● **THE TASK**: Write out the whole listing again, exactly as given.

(Figure record extracts)
━━━━━━━━

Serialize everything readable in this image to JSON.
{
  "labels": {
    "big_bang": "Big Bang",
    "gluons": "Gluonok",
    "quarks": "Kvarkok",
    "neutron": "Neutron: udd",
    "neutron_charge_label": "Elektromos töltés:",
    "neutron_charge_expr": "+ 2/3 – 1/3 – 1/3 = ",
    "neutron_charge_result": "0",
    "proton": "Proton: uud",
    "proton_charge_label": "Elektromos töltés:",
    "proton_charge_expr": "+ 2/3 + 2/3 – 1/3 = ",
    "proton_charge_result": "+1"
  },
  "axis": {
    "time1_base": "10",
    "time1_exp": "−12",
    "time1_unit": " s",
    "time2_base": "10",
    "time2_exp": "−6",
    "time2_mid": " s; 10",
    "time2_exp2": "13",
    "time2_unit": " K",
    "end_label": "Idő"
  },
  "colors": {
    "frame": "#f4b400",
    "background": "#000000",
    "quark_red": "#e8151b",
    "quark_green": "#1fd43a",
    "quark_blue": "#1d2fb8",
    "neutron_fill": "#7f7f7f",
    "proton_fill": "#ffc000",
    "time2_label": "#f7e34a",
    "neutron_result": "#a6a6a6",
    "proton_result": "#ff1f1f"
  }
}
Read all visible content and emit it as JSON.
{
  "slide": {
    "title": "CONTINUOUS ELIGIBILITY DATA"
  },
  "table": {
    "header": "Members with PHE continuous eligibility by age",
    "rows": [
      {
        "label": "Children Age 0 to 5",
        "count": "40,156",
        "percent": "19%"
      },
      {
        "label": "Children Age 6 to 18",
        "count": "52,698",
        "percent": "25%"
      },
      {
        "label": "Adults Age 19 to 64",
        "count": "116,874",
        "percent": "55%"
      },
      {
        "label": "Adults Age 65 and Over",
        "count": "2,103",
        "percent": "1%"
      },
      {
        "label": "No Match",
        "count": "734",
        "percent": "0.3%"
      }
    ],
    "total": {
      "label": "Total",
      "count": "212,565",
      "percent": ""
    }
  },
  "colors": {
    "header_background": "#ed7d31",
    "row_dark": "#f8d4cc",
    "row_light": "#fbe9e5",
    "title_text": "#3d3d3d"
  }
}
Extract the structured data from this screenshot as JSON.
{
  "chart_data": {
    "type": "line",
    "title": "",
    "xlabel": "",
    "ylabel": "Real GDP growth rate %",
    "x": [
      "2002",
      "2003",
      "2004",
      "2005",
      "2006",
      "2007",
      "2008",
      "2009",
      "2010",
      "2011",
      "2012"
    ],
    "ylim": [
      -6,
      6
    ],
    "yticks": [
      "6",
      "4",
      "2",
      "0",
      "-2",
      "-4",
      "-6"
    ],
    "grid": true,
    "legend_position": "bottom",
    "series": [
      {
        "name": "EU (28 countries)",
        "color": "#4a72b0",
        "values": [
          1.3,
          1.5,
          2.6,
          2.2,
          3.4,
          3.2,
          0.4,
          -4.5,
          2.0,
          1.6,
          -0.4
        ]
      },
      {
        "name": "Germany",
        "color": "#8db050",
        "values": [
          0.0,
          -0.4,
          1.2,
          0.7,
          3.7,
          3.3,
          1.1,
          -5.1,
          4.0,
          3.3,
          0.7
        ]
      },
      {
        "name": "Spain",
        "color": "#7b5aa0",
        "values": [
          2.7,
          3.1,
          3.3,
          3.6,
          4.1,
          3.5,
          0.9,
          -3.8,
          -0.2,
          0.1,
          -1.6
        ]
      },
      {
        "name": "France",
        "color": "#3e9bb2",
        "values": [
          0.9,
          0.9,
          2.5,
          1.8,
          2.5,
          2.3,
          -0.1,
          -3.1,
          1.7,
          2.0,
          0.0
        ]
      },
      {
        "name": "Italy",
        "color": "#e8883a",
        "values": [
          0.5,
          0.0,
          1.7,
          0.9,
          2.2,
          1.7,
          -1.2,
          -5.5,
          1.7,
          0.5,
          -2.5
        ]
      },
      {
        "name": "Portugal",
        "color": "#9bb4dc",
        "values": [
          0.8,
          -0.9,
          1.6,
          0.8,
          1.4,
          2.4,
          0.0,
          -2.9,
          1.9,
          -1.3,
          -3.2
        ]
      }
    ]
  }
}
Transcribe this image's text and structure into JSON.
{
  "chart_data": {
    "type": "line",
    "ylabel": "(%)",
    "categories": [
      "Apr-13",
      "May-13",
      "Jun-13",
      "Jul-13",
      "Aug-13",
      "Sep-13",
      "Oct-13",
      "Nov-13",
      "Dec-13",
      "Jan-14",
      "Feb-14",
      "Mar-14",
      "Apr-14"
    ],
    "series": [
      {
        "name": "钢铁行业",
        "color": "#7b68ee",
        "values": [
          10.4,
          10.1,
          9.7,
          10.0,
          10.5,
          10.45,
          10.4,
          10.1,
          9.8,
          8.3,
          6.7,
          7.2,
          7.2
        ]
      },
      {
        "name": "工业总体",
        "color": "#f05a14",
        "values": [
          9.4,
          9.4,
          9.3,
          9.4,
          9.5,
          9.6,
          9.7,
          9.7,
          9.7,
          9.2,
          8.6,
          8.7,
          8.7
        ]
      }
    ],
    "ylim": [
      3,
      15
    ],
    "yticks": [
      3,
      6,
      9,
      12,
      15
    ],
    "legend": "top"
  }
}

━━━━━━━━

● **COMPLETE ANSWER**:
Serialize everything readable in this image to JSON.
{
  "labels": {
    "big_bang": "Big Bang",
    "gluons": "Gluonok",
    "quarks": "Kvarkok",
    "neutron": "Neutron: udd",
    "neutron_charge_label": "Elektromos töltés:",
    "neutron_charge_expr": "+ 2/3 – 1/3 – 1/3 = ",
    "neutron_charge_result": "0",
    "proton": "Proton: uud",
    "proton_charge_label": "Elektromos töltés:",
    "proton_charge_expr": "+ 2/3 + 2/3 – 1/3 = ",
    "proton_charge_result": "+1"
  },
  "axis": {
    "time1_base": "10",
    "time1_exp": "−12",
    "time1_unit": " s",
    "time2_base": "10",
    "time2_exp": "−6",
    "time2_mid": " s; 10",
    "time2_exp2": "13",
    "time2_unit": " K",
    "end_label": "Idő"
  },
  "colors": {
    "frame": "#f4b400",
    "background": "#000000",
    "quark_red": "#e8151b",
    "quark_green": "#1fd43a",
    "quark_blue": "#1d2fb8",
    "neutron_fill": "#7f7f7f",
    "proton_fill": "#ffc000",
    "time2_label": "#f7e34a",
    "neutron_result": "#a6a6a6",
    "proton_result": "#ff1f1f"
  }
}
Read all visible content and emit it as JSON.
{
  "slide": {
    "title": "CONTINUOUS ELIGIBILITY DATA"
  },
  "table": {
    "header": "Members with PHE continuous eligibility by age",
    "rows": [
      {
        "label": "Children Age 0 to 5",
        "count": "40,156",
        "percent": "19%"
      },
      {
        "label": "Children Age 6 to 18",
        "count": "52,698",
        "percent": "25%"
      },
      {
        "label": "Adults Age 19 to 64",
        "count": "116,874",
        "percent": "55%"
      },
      {
        "label": "Adults Age 65 and Over",
        "count": "2,103",
        "percent": "1%"
      },
      {
        "label": "No Match",
        "count": "734",
        "percent": "0.3%"
      }
    ],
    "total": {
      "label": "Total",
      "count": "212,565",
      "percent": ""
    }
  },
  "colors": {
    "header_background": "#ed7d31",
    "row_dark": "#f8d4cc",
    "row_light": "#fbe9e5",
    "title_text": "#3d3d3d"
  }
}
Extract the structured data from this screenshot as JSON.
{
  "chart_data": {
    "type": "line",
    "title": "",
    "xlabel": "",
    "ylabel": "Real GDP growth rate %",
    "x": [
      "2002",
      "2003",
      "2004",
      "2005",
      "2006",
      "2007",
      "2008",
      "2009",
      "2010",
      "2011",
      "2012"
    ],
    "ylim": [
      -6,
      6
    ],
    "yticks": [
      "6",
      "4",
      "2",
      "0",
      "-2",
      "-4",
      "-6"
    ],
    "grid": true,
    "legend_position": "bottom",
    "series": [
      {
        "name": "EU (28 countries)",
        "color": "#4a72b0",
        "values": [
          1.3,
          1.5,
          2.6,
          2.2,
          3.4,
          3.2,
          0.4,
          -4.5,
          2.0,
          1.6,
          -0.4
        ]
      },
      {
        "name": "Germany",
        "color": "#8db050",
        "values": [
          0.0,
          -0.4,
          1.2,
          0.7,
          3.7,
          3.3,
          1.1,
          -5.1,
          4.0,
          3.3,
          0.7
        ]
      },
      {
        "name": "Spain",
        "color": "#7b5aa0",
        "values": [
          2.7,
          3.1,
          3.3,
          3.6,
          4.1,
          3.5,
          0.9,
          -3.8,
          -0.2,
          0.1,
          -1.6
        ]
      },
      {
        "name": "France",
        "color": "#3e9bb2",
        "values": [
          0.9,
          0.9,
          2.5,
          1.8,
          2.5,
          2.3,
          -0.1,
          -3.1,
          1.7,
          2.0,
          0.0
        ]
      },
      {
        "name": "Italy",
        "color": "#e8883a",
        "values": [
          0.5,
          0.0,
          1.7,
          0.9,
          2.2,
          1.7,
          -1.2,
          -5.5,
          1.7,
          0.5,
          -2.5
        ]
      },
      {
        "name": "Portugal",
        "color": "#9bb4dc",
        "values": [
          0.8,
          -0.9,
          1.6,
          0.8,
          1.4,
          2.4,
          0.0,
          -2.9,
          1.9,
          -1.3,
          -3.2
        ]
      }
    ]
  }
}
Transcribe this image's text and structure into JSON.
{
  "chart_data": {
    "type": "line",
    "ylabel": "(%)",
    "categories": [
      "Apr-13",
      "May-13",
      "Jun-13",
      "Jul-13",
      "Aug-13",
      "Sep-13",
      "Oct-13",
      "Nov-13",
      "Dec-13",
      "Jan-14",
      "Feb-14",
      "Mar-14",
      "Apr-14"
    ],
    "series": [
      {
        "name": "钢铁行业",
        "color": "#7b68ee",
        "values": [
          10.4,
          10.1,
          9.7,
          10.0,
          10.5,
          10.45,
          10.4,
          10.1,
          9.8,
          8.3,
          6.7,
          7.2,
          7.2
        ]
      },
      {
        "name": "工业总体",
        "color": "#f05a14",
        "values": [
          9.4,
          9.4,
          9.3,
          9.4,
          9.5,
          9.6,
          9.7,
          9.7,
          9.7,
          9.2,
          8.6,
          8.7,
          8.7
        ]
      }
    ],
    "ylim": [
      3,
      15
    ],
    "yticks": [
      3,
      6,
      9,
      12,
      15
    ],
    "legend": "top"
  }
}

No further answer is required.